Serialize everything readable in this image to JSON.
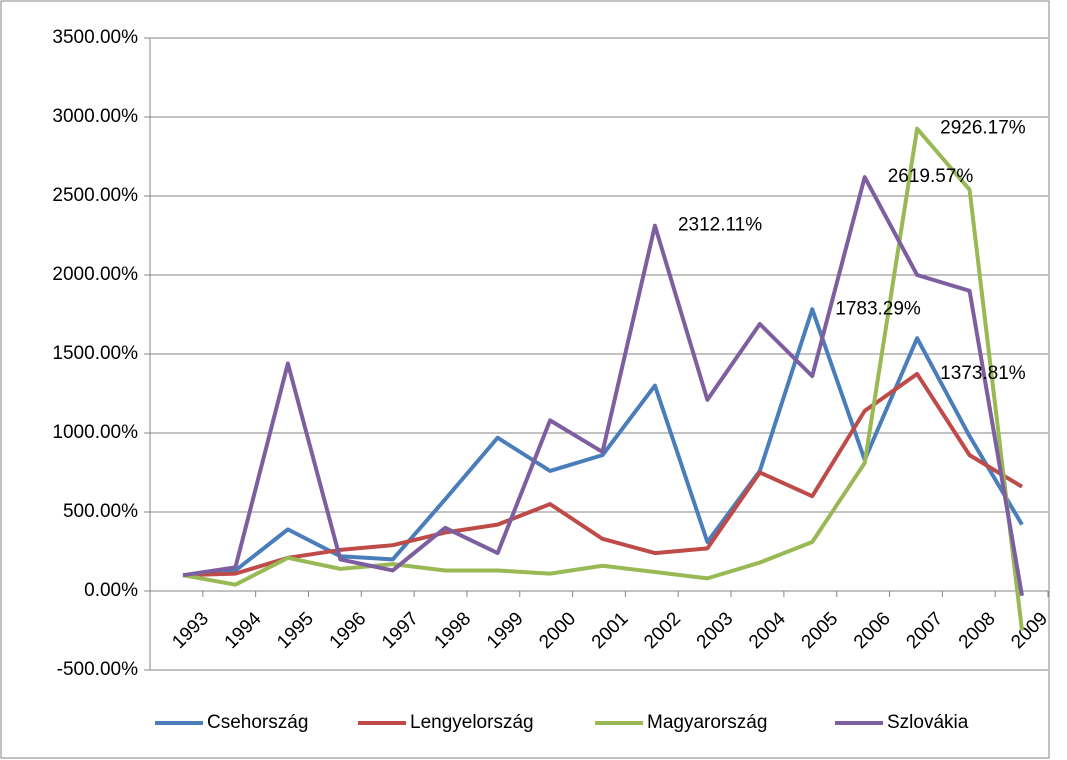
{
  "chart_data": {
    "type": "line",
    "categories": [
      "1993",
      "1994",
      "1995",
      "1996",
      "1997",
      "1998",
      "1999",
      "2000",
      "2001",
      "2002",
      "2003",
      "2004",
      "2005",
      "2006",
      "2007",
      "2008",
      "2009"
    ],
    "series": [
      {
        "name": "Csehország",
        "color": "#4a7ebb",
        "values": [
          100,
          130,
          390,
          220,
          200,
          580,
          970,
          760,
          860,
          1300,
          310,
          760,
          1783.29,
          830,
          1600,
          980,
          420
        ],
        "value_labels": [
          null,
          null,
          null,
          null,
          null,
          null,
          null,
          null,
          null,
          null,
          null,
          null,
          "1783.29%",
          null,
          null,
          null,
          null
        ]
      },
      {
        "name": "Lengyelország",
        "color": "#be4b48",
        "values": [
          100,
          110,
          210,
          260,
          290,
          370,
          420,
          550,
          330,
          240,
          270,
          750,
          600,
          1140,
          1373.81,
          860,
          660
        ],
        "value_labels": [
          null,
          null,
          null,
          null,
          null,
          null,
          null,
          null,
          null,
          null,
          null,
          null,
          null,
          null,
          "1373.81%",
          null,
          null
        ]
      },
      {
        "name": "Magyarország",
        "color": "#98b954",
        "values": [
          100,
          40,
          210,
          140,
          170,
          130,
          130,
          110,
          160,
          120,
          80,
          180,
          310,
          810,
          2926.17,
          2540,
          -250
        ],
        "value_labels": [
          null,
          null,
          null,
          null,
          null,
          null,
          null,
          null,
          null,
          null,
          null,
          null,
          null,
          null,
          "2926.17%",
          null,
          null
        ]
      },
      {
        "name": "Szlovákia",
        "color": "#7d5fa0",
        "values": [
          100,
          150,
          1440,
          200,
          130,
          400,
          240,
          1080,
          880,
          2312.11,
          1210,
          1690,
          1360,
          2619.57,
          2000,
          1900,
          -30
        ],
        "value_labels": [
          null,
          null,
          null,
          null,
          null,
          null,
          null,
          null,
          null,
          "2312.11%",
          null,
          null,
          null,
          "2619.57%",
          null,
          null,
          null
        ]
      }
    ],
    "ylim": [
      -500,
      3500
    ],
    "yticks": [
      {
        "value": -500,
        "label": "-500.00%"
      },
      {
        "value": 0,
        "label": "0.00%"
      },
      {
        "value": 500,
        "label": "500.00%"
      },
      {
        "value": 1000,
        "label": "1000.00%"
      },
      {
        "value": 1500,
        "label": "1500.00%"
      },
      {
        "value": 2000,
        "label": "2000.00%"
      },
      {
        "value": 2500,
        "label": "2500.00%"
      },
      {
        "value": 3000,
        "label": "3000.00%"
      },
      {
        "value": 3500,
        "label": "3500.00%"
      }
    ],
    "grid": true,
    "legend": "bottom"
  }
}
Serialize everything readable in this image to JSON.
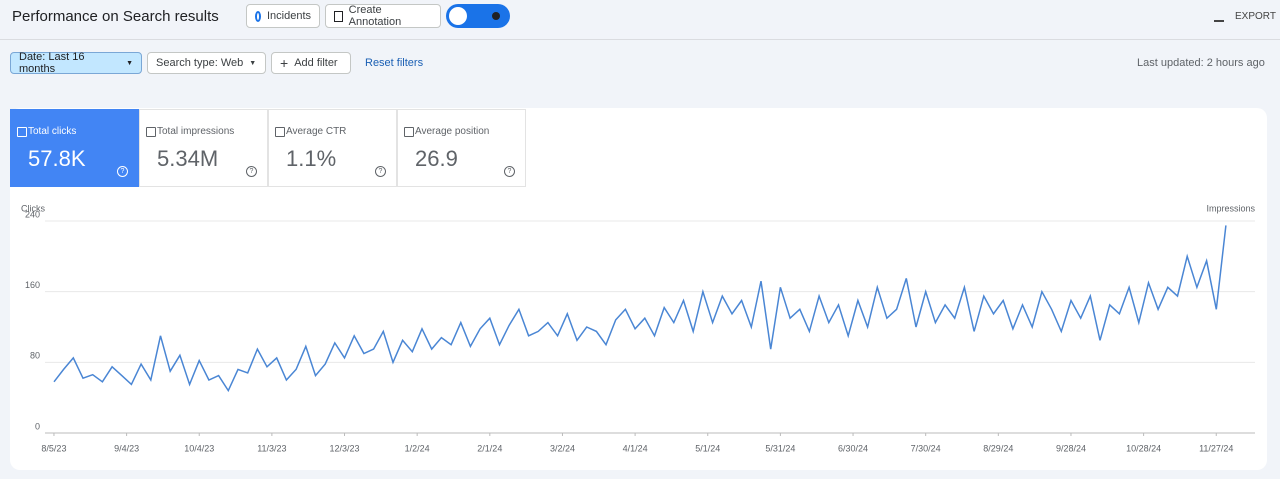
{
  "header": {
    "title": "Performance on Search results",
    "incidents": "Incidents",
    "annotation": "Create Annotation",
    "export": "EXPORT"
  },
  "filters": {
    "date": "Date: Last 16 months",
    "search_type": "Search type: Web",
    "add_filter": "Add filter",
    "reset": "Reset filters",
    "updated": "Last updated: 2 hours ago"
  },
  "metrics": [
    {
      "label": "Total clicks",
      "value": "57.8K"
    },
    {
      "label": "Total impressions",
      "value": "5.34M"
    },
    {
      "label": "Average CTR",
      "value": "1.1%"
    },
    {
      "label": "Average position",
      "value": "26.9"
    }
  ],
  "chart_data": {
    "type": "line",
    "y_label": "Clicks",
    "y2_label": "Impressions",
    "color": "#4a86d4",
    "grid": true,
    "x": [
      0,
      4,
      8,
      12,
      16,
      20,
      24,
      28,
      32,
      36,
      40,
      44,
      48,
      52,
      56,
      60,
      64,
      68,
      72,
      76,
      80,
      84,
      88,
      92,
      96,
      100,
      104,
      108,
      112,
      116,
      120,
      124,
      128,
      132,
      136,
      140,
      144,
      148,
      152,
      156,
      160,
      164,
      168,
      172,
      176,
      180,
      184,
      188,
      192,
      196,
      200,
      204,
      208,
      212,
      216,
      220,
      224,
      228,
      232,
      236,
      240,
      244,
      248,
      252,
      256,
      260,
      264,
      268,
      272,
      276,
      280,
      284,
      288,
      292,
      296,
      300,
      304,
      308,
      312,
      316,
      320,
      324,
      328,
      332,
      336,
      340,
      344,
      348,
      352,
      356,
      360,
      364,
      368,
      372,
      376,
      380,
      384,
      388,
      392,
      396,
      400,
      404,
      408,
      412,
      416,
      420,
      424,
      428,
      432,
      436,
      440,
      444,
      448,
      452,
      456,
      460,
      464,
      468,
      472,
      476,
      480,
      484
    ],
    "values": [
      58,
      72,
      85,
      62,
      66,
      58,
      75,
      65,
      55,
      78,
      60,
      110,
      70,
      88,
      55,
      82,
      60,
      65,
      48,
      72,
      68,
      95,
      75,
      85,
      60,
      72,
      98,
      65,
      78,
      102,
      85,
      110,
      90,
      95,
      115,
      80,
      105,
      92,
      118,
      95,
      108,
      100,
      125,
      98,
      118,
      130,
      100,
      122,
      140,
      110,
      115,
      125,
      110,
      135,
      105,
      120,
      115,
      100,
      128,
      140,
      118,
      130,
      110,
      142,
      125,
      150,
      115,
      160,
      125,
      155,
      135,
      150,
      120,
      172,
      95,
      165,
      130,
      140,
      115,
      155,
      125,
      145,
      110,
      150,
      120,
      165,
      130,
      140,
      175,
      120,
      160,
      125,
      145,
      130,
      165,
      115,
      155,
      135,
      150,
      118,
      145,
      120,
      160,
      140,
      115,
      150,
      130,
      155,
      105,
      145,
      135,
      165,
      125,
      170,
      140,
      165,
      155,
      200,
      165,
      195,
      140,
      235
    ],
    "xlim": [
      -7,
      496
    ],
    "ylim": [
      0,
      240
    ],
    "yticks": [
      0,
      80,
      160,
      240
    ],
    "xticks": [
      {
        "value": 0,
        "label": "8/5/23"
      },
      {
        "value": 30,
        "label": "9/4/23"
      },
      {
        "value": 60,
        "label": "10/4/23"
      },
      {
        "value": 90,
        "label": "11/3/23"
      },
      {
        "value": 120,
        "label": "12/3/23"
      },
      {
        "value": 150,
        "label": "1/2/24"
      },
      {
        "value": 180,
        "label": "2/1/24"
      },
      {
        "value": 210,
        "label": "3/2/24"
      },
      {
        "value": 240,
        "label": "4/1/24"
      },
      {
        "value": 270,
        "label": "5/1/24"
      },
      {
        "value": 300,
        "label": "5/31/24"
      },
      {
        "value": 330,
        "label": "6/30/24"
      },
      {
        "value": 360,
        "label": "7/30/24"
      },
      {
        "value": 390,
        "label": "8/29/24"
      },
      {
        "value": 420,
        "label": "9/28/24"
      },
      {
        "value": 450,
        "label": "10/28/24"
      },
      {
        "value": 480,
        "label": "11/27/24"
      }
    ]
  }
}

::::::::

Pictures stay out; reproduce every line of the records exactly.

## [FINISHED ANSWER]
Serialize everything readable in this image to JSON.
{
  "chart_data": {
    "type": "line",
    "categories": [
      "1993",
      "1994",
      "1995",
      "1996",
      "1997",
      "1998",
      "1999",
      "2000",
      "2001",
      "2002",
      "2003",
      "2004",
      "2005",
      "2006",
      "2007",
      "2008",
      "2009"
    ],
    "series": [
      {
        "name": "Csehország",
        "color": "#4a7ebb",
        "values": [
          100,
          130,
          390,
          220,
          200,
          580,
          970,
          760,
          860,
          1300,
          310,
          760,
          1783.29,
          830,
          1600,
          980,
          420
        ],
        "value_labels": [
          null,
          null,
          null,
          null,
          null,
          null,
          null,
          null,
          null,
          null,
          null,
          null,
          "1783.29%",
          null,
          null,
          null,
          null
        ]
      },
      {
        "name": "Lengyelország",
        "color": "#be4b48",
        "values": [
          100,
          110,
          210,
          260,
          290,
          370,
          420,
          550,
          330,
          240,
          270,
          750,
          600,
          1140,
          1373.81,
          860,
          660
        ],
        "value_labels": [
          null,
          null,
          null,
          null,
          null,
          null,
          null,
          null,
          null,
          null,
          null,
          null,
          null,
          null,
          "1373.81%",
          null,
          null
        ]
      },
      {
        "name": "Magyarország",
        "color": "#98b954",
        "values": [
          100,
          40,
          210,
          140,
          170,
          130,
          130,
          110,
          160,
          120,
          80,
          180,
          310,
          810,
          2926.17,
          2540,
          -250
        ],
        "value_labels": [
          null,
          null,
          null,
          null,
          null,
          null,
          null,
          null,
          null,
          null,
          null,
          null,
          null,
          null,
          "2926.17%",
          null,
          null
        ]
      },
      {
        "name": "Szlovákia",
        "color": "#7d5fa0",
        "values": [
          100,
          150,
          1440,
          200,
          130,
          400,
          240,
          1080,
          880,
          2312.11,
          1210,
          1690,
          1360,
          2619.57,
          2000,
          1900,
          -30
        ],
        "value_labels": [
          null,
          null,
          null,
          null,
          null,
          null,
          null,
          null,
          null,
          "2312.11%",
          null,
          null,
          null,
          "2619.57%",
          null,
          null,
          null
        ]
      }
    ],
    "ylim": [
      -500,
      3500
    ],
    "yticks": [
      {
        "value": -500,
        "label": "-500.00%"
      },
      {
        "value": 0,
        "label": "0.00%"
      },
      {
        "value": 500,
        "label": "500.00%"
      },
      {
        "value": 1000,
        "label": "1000.00%"
      },
      {
        "value": 1500,
        "label": "1500.00%"
      },
      {
        "value": 2000,
        "label": "2000.00%"
      },
      {
        "value": 2500,
        "label": "2500.00%"
      },
      {
        "value": 3000,
        "label": "3000.00%"
      },
      {
        "value": 3500,
        "label": "3500.00%"
      }
    ],
    "grid": true,
    "legend": "bottom"
  }
}
Serialize everything readable in this image to JSON.
{
  "header": {
    "title": "Performance on Search results",
    "incidents": "Incidents",
    "annotation": "Create Annotation",
    "export": "EXPORT"
  },
  "filters": {
    "date": "Date: Last 16 months",
    "search_type": "Search type: Web",
    "add_filter": "Add filter",
    "reset": "Reset filters",
    "updated": "Last updated: 2 hours ago"
  },
  "metrics": [
    {
      "label": "Total clicks",
      "value": "57.8K"
    },
    {
      "label": "Total impressions",
      "value": "5.34M"
    },
    {
      "label": "Average CTR",
      "value": "1.1%"
    },
    {
      "label": "Average position",
      "value": "26.9"
    }
  ],
  "chart_data": {
    "type": "line",
    "y_label": "Clicks",
    "y2_label": "Impressions",
    "color": "#4a86d4",
    "grid": true,
    "x": [
      0,
      4,
      8,
      12,
      16,
      20,
      24,
      28,
      32,
      36,
      40,
      44,
      48,
      52,
      56,
      60,
      64,
      68,
      72,
      76,
      80,
      84,
      88,
      92,
      96,
      100,
      104,
      108,
      112,
      116,
      120,
      124,
      128,
      132,
      136,
      140,
      144,
      148,
      152,
      156,
      160,
      164,
      168,
      172,
      176,
      180,
      184,
      188,
      192,
      196,
      200,
      204,
      208,
      212,
      216,
      220,
      224,
      228,
      232,
      236,
      240,
      244,
      248,
      252,
      256,
      260,
      264,
      268,
      272,
      276,
      280,
      284,
      288,
      292,
      296,
      300,
      304,
      308,
      312,
      316,
      320,
      324,
      328,
      332,
      336,
      340,
      344,
      348,
      352,
      356,
      360,
      364,
      368,
      372,
      376,
      380,
      384,
      388,
      392,
      396,
      400,
      404,
      408,
      412,
      416,
      420,
      424,
      428,
      432,
      436,
      440,
      444,
      448,
      452,
      456,
      460,
      464,
      468,
      472,
      476,
      480,
      484
    ],
    "values": [
      58,
      72,
      85,
      62,
      66,
      58,
      75,
      65,
      55,
      78,
      60,
      110,
      70,
      88,
      55,
      82,
      60,
      65,
      48,
      72,
      68,
      95,
      75,
      85,
      60,
      72,
      98,
      65,
      78,
      102,
      85,
      110,
      90,
      95,
      115,
      80,
      105,
      92,
      118,
      95,
      108,
      100,
      125,
      98,
      118,
      130,
      100,
      122,
      140,
      110,
      115,
      125,
      110,
      135,
      105,
      120,
      115,
      100,
      128,
      140,
      118,
      130,
      110,
      142,
      125,
      150,
      115,
      160,
      125,
      155,
      135,
      150,
      120,
      172,
      95,
      165,
      130,
      140,
      115,
      155,
      125,
      145,
      110,
      150,
      120,
      165,
      130,
      140,
      175,
      120,
      160,
      125,
      145,
      130,
      165,
      115,
      155,
      135,
      150,
      118,
      145,
      120,
      160,
      140,
      115,
      150,
      130,
      155,
      105,
      145,
      135,
      165,
      125,
      170,
      140,
      165,
      155,
      200,
      165,
      195,
      140,
      235
    ],
    "xlim": [
      -7,
      496
    ],
    "ylim": [
      0,
      240
    ],
    "yticks": [
      0,
      80,
      160,
      240
    ],
    "xticks": [
      {
        "value": 0,
        "label": "8/5/23"
      },
      {
        "value": 30,
        "label": "9/4/23"
      },
      {
        "value": 60,
        "label": "10/4/23"
      },
      {
        "value": 90,
        "label": "11/3/23"
      },
      {
        "value": 120,
        "label": "12/3/23"
      },
      {
        "value": 150,
        "label": "1/2/24"
      },
      {
        "value": 180,
        "label": "2/1/24"
      },
      {
        "value": 210,
        "label": "3/2/24"
      },
      {
        "value": 240,
        "label": "4/1/24"
      },
      {
        "value": 270,
        "label": "5/1/24"
      },
      {
        "value": 300,
        "label": "5/31/24"
      },
      {
        "value": 330,
        "label": "6/30/24"
      },
      {
        "value": 360,
        "label": "7/30/24"
      },
      {
        "value": 390,
        "label": "8/29/24"
      },
      {
        "value": 420,
        "label": "9/28/24"
      },
      {
        "value": 450,
        "label": "10/28/24"
      },
      {
        "value": 480,
        "label": "11/27/24"
      }
    ]
  }
}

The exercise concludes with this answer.